The task
Restate the data below word for word. Skip any images it contains.

Figure data in JSON
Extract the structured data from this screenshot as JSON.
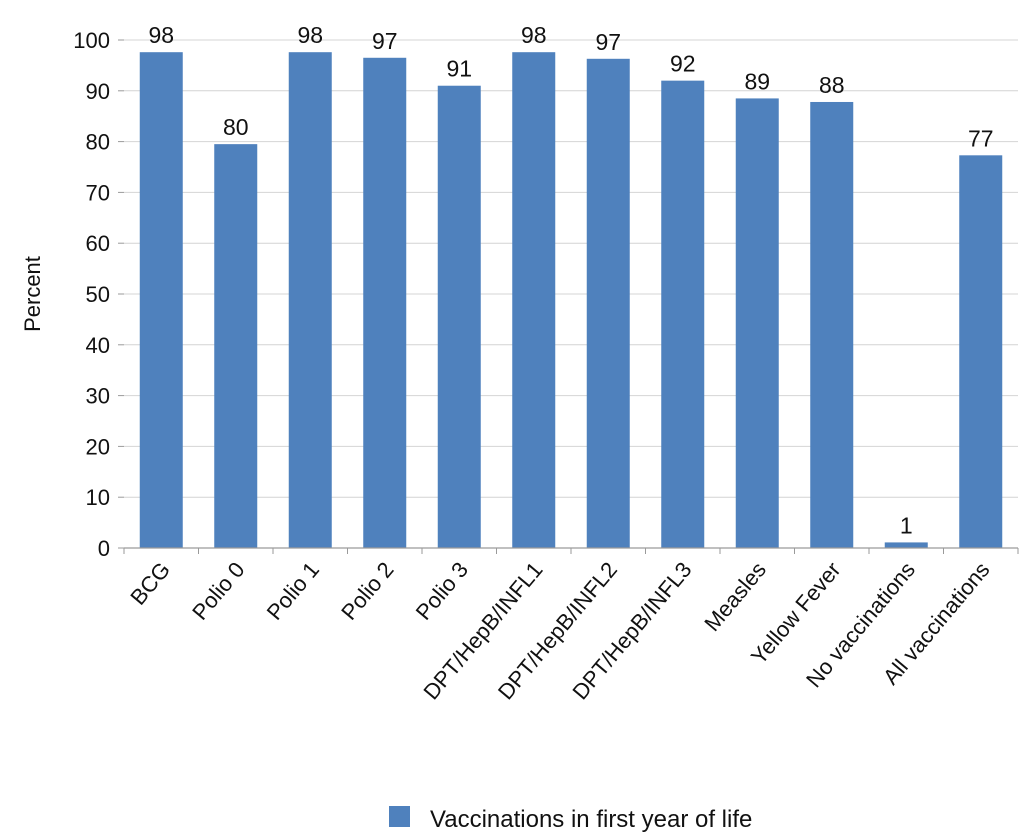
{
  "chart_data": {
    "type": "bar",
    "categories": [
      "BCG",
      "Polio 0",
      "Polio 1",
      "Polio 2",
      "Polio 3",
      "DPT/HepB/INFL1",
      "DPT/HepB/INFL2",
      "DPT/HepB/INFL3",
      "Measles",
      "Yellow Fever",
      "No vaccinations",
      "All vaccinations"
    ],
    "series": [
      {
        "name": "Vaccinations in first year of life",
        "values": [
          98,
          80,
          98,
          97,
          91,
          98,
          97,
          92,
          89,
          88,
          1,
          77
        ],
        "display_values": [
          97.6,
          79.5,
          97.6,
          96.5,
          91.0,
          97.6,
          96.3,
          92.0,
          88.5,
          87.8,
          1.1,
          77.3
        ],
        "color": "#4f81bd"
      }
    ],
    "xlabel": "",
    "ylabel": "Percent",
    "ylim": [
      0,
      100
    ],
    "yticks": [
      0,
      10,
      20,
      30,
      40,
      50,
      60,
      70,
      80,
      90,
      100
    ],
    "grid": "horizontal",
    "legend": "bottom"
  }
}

Solved exercise
Extract the structured data from this screenshot as JSON.
{
  "chart_data": {
    "type": "bar",
    "categories": [
      "BCG",
      "Polio 0",
      "Polio 1",
      "Polio 2",
      "Polio 3",
      "DPT/HepB/INFL1",
      "DPT/HepB/INFL2",
      "DPT/HepB/INFL3",
      "Measles",
      "Yellow Fever",
      "No vaccinations",
      "All vaccinations"
    ],
    "series": [
      {
        "name": "Vaccinations in first year of life",
        "values": [
          98,
          80,
          98,
          97,
          91,
          98,
          97,
          92,
          89,
          88,
          1,
          77
        ],
        "display_values": [
          97.6,
          79.5,
          97.6,
          96.5,
          91.0,
          97.6,
          96.3,
          92.0,
          88.5,
          87.8,
          1.1,
          77.3
        ],
        "color": "#4f81bd"
      }
    ],
    "xlabel": "",
    "ylabel": "Percent",
    "ylim": [
      0,
      100
    ],
    "yticks": [
      0,
      10,
      20,
      30,
      40,
      50,
      60,
      70,
      80,
      90,
      100
    ],
    "grid": "horizontal",
    "legend": "bottom"
  }
}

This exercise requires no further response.